_Task:_
Filter the entries that follow, copying every line in which the word "деятельности" appears.

Data extracted from a collection
┌──
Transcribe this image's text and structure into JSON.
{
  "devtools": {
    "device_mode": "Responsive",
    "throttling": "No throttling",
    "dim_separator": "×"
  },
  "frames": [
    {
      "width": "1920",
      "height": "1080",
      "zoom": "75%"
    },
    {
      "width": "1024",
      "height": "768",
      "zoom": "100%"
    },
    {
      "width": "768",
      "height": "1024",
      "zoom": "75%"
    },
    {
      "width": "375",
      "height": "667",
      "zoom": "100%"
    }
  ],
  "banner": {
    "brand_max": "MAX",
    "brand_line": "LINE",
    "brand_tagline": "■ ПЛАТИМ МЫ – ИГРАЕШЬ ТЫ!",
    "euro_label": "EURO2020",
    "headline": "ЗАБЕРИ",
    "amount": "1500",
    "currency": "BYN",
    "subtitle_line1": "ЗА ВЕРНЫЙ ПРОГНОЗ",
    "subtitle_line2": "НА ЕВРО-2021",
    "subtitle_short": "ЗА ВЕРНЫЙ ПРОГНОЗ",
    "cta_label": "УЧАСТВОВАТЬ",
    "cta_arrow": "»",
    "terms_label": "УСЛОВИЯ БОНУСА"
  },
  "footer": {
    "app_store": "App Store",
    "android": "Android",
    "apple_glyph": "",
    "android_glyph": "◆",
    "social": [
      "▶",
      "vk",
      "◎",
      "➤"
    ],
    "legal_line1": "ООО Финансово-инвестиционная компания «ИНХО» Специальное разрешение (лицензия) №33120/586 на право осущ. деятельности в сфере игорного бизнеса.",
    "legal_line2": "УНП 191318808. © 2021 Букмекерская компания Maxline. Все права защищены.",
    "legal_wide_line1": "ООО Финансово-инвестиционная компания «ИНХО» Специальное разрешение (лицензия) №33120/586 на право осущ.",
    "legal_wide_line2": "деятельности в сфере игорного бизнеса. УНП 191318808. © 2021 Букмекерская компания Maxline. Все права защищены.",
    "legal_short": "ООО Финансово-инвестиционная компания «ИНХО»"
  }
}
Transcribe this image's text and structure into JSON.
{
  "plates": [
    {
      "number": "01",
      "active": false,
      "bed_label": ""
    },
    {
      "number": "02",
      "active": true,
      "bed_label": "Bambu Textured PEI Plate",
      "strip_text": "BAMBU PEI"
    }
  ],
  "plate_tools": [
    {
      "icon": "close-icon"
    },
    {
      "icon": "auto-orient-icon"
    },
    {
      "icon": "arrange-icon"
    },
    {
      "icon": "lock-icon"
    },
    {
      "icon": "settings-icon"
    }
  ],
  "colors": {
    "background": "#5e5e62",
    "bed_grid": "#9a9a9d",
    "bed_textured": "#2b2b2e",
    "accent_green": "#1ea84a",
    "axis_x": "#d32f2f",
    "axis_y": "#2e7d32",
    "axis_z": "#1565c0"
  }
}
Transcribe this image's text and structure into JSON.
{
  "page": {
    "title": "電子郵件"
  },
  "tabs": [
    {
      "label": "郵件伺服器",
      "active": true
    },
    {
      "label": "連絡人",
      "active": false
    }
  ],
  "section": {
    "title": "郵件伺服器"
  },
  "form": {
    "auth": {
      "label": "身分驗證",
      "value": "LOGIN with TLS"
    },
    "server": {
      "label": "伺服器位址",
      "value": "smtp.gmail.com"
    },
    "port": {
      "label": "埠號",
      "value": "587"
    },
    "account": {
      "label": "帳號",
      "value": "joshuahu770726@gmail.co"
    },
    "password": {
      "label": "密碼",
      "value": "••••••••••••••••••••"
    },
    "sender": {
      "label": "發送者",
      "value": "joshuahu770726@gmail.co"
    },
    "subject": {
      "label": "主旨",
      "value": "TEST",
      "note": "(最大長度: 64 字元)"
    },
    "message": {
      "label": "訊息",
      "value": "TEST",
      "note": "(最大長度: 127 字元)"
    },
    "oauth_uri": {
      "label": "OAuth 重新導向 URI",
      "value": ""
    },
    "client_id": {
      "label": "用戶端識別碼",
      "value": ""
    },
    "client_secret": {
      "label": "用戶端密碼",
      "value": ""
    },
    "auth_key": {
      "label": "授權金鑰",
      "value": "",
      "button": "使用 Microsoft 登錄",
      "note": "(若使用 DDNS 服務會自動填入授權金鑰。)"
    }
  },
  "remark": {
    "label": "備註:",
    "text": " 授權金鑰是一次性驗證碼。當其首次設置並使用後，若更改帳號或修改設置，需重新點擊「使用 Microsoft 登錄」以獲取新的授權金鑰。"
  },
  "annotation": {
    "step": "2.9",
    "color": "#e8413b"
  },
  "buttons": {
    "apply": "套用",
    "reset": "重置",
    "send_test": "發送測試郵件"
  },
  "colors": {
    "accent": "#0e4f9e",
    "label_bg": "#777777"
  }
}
└──
_Right answer:_
    "legal_line1": "ООО Финансово-инвестиционная компания «ИНХО» Специальное разрешение (лицензия) №33120/586 на право осущ. деятельности в сфере игорного бизнеса.",
    "legal_wide_line2": "деятельности в сфере игорного бизнеса. УНП 191318808. © 2021 Букмекерская компания Maxline. Все права защищены.",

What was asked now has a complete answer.